## EXERCISE OBJECTIVE
Look through the material below. Copy each line that contains the string "data".

## RECORDS TO PROCESS
____

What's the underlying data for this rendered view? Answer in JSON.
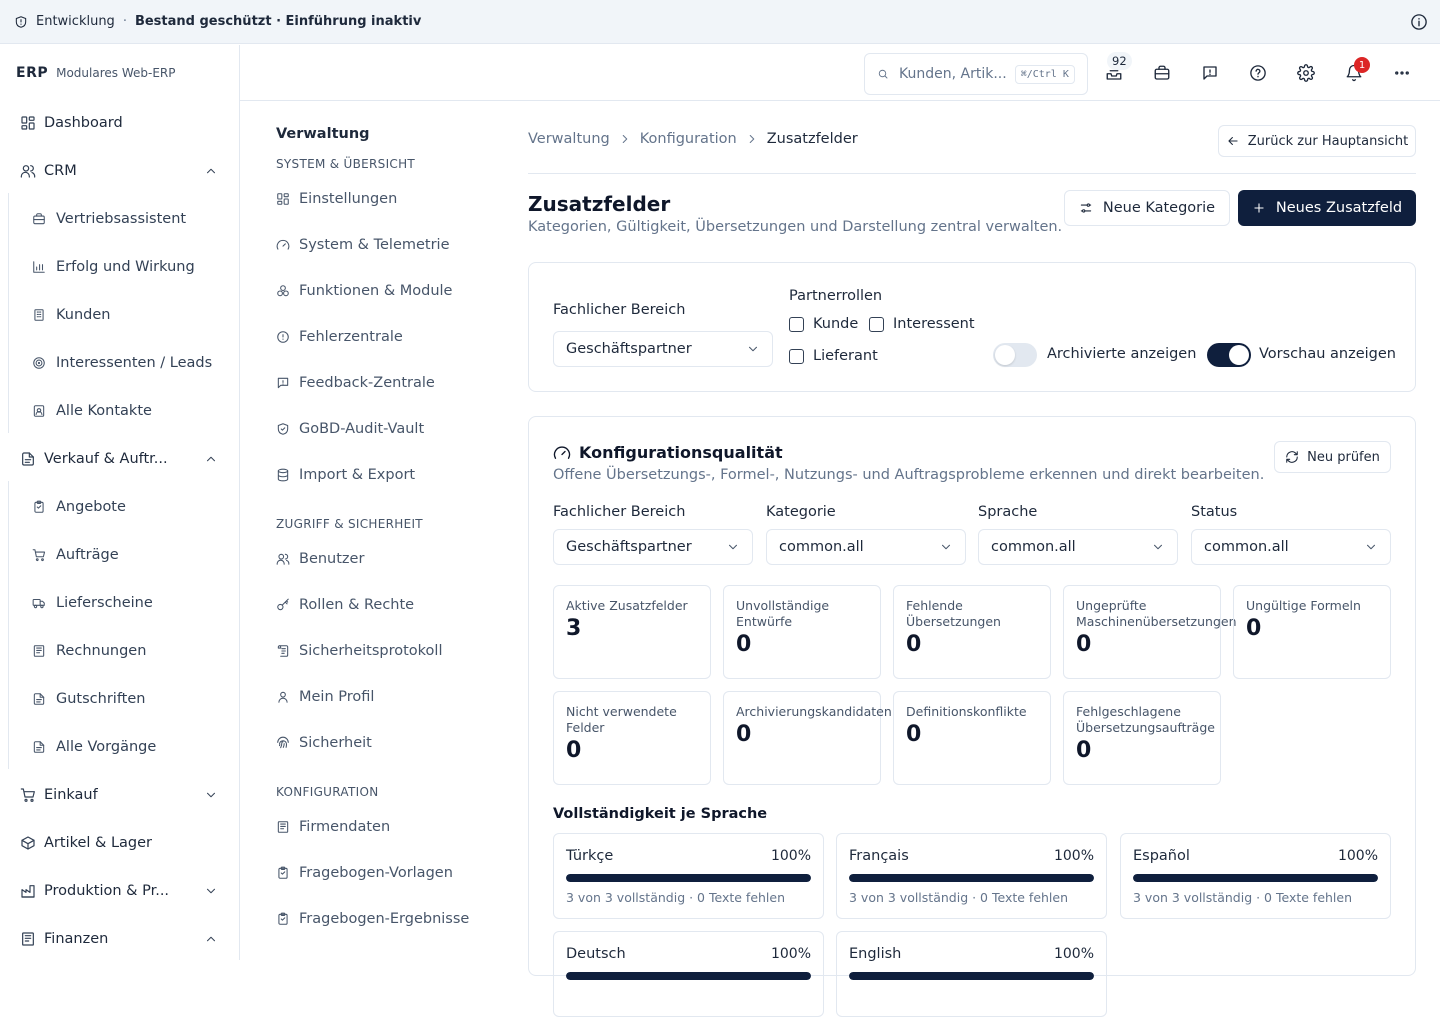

____

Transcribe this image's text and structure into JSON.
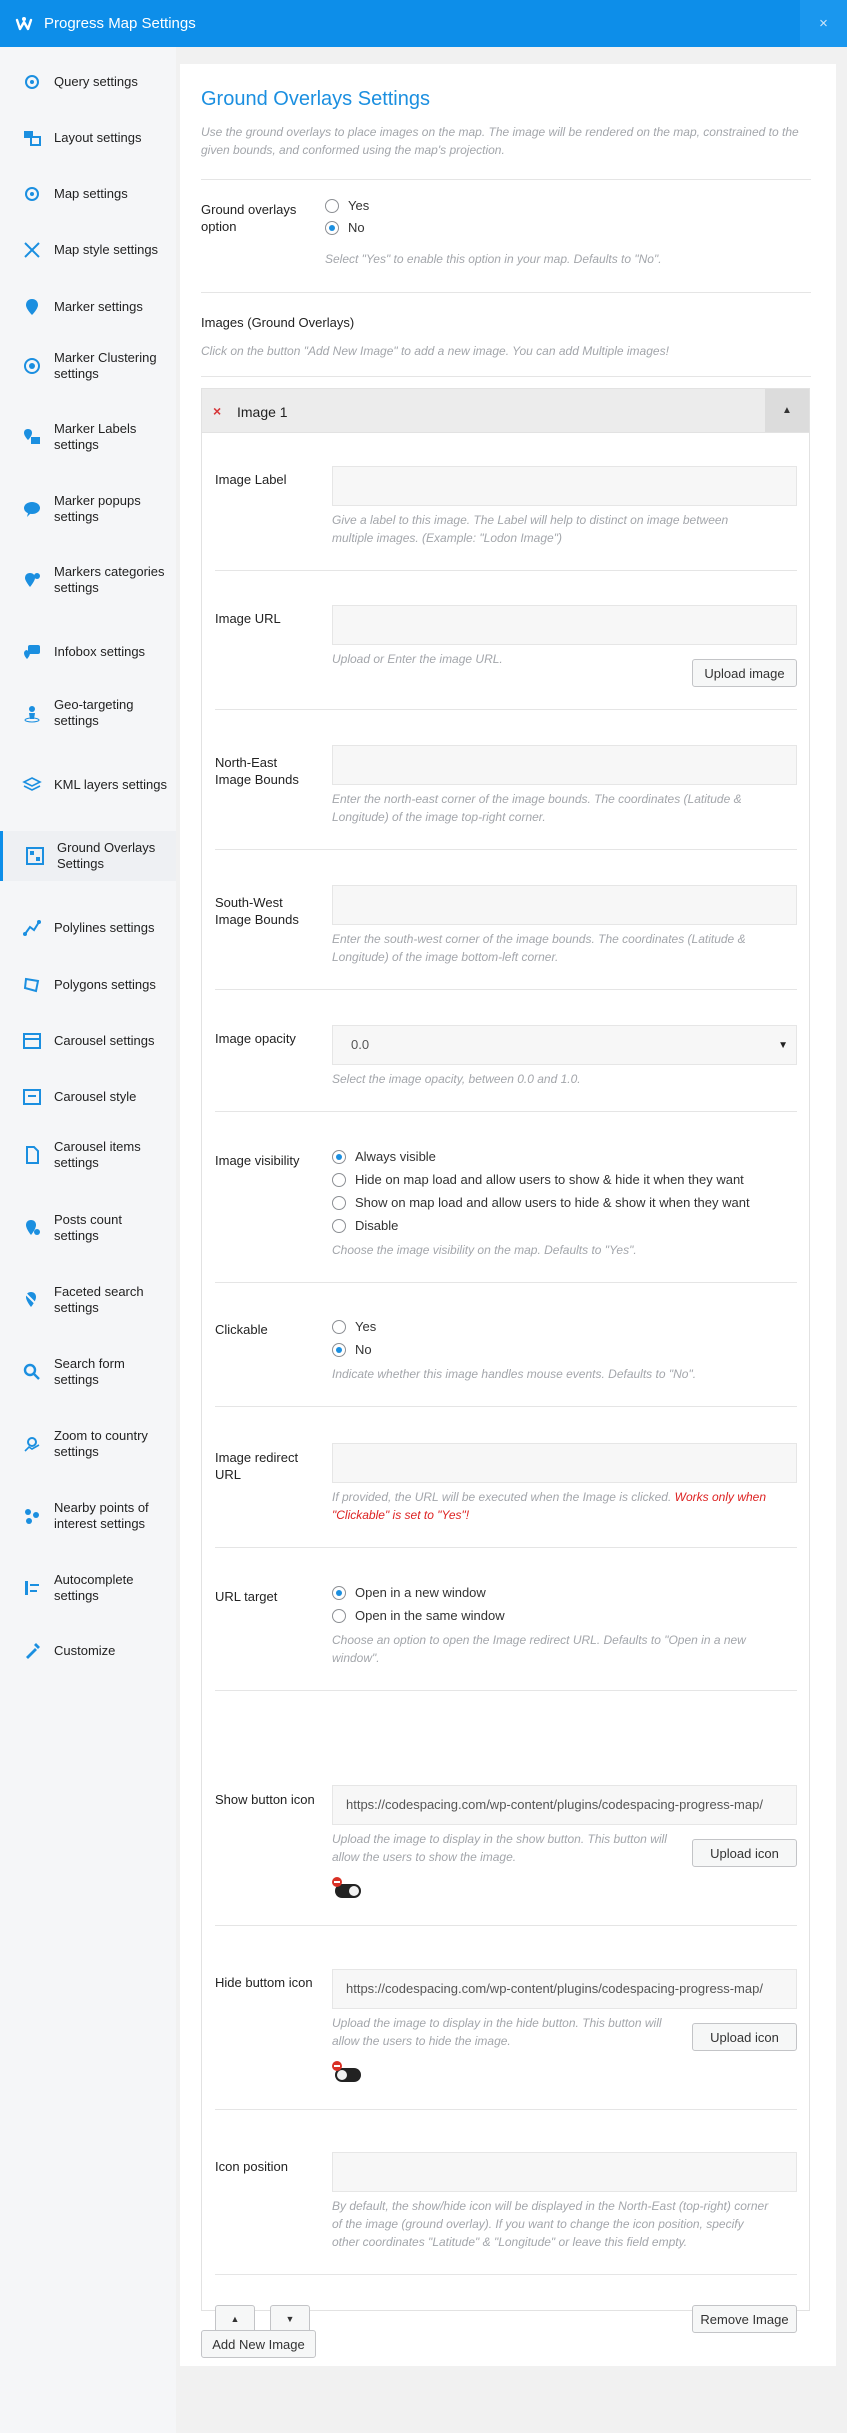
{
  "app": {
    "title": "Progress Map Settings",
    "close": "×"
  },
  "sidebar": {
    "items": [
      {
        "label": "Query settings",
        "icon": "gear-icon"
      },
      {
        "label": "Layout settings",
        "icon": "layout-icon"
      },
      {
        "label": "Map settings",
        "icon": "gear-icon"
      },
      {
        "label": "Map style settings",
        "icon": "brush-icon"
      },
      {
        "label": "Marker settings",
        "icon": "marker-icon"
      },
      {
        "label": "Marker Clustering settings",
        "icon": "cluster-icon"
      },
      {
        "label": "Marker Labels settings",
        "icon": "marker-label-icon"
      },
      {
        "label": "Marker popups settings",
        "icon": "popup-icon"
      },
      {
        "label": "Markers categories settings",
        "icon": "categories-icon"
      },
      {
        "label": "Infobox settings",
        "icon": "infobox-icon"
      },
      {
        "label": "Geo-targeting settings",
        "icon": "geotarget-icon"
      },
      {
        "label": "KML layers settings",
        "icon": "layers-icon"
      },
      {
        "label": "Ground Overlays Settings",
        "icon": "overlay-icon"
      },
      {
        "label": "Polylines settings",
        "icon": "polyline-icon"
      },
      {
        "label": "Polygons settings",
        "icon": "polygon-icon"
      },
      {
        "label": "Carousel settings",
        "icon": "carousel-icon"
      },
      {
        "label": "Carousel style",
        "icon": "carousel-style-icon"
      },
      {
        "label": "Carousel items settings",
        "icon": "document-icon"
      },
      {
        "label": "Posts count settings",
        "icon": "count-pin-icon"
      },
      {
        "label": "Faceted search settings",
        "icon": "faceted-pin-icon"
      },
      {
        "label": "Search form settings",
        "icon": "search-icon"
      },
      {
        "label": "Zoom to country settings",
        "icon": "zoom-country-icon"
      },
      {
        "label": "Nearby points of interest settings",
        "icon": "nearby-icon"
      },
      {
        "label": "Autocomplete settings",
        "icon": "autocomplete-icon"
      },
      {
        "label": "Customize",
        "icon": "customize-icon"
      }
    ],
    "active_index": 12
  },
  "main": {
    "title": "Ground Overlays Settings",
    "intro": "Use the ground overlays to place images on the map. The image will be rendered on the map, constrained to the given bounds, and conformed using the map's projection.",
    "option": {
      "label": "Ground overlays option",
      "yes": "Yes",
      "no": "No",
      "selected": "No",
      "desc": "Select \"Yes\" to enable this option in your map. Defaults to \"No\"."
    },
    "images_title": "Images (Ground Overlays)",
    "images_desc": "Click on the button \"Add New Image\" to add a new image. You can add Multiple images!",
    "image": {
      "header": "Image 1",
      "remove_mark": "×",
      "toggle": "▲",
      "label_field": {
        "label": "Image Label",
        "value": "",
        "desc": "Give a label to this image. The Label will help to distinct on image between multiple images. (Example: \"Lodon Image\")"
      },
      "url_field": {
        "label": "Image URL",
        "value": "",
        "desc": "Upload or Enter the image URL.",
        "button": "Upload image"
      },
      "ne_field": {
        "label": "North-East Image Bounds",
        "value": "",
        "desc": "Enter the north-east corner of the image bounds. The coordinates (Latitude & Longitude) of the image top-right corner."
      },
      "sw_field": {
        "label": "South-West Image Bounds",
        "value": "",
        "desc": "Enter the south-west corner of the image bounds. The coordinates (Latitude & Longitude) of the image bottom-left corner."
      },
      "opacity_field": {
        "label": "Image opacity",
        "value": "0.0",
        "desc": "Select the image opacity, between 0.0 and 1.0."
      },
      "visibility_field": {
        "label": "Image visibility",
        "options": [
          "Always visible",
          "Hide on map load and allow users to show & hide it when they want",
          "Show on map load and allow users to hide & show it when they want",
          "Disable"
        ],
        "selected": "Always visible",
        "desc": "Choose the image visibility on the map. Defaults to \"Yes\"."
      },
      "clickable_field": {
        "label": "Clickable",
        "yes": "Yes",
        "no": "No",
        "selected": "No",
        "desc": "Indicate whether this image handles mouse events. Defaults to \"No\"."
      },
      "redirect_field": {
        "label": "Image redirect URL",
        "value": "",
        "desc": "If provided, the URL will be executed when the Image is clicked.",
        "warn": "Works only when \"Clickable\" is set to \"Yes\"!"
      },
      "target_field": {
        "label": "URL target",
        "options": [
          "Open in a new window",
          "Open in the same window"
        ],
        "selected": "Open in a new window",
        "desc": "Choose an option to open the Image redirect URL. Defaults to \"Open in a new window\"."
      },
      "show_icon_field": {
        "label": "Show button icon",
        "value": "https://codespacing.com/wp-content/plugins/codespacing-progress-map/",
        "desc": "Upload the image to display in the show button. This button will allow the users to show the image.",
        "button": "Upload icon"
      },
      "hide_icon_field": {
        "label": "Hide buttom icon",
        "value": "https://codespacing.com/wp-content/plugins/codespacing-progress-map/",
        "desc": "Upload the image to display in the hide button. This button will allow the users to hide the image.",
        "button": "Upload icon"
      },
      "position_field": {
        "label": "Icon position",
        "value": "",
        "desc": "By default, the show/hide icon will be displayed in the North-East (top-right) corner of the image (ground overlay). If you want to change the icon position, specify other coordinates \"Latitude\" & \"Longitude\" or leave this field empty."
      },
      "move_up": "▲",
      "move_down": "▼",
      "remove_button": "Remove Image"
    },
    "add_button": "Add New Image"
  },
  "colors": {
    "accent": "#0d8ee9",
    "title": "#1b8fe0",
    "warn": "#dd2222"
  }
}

____

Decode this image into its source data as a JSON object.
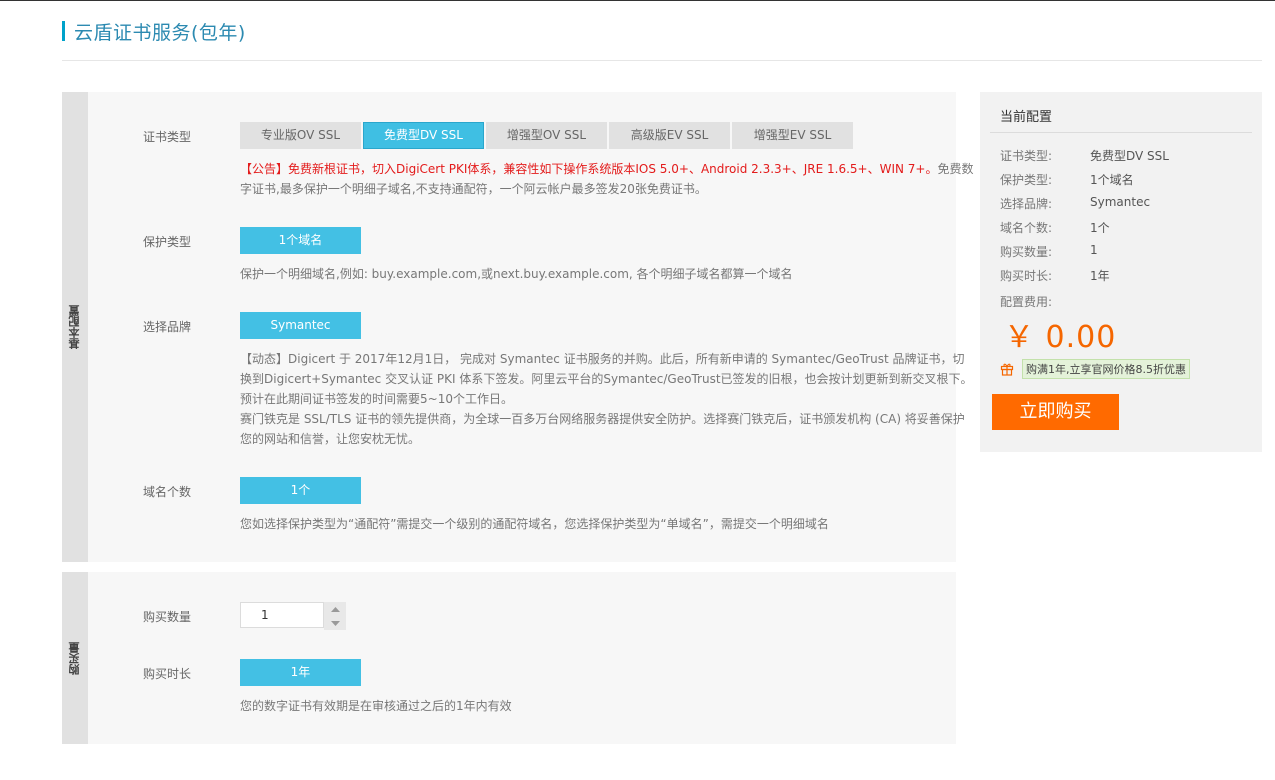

____

## COMPLETE RESPONSE
What's the underlying data for this rendered view? Answer in JSON.
Decode this image into its source data as a JSON object.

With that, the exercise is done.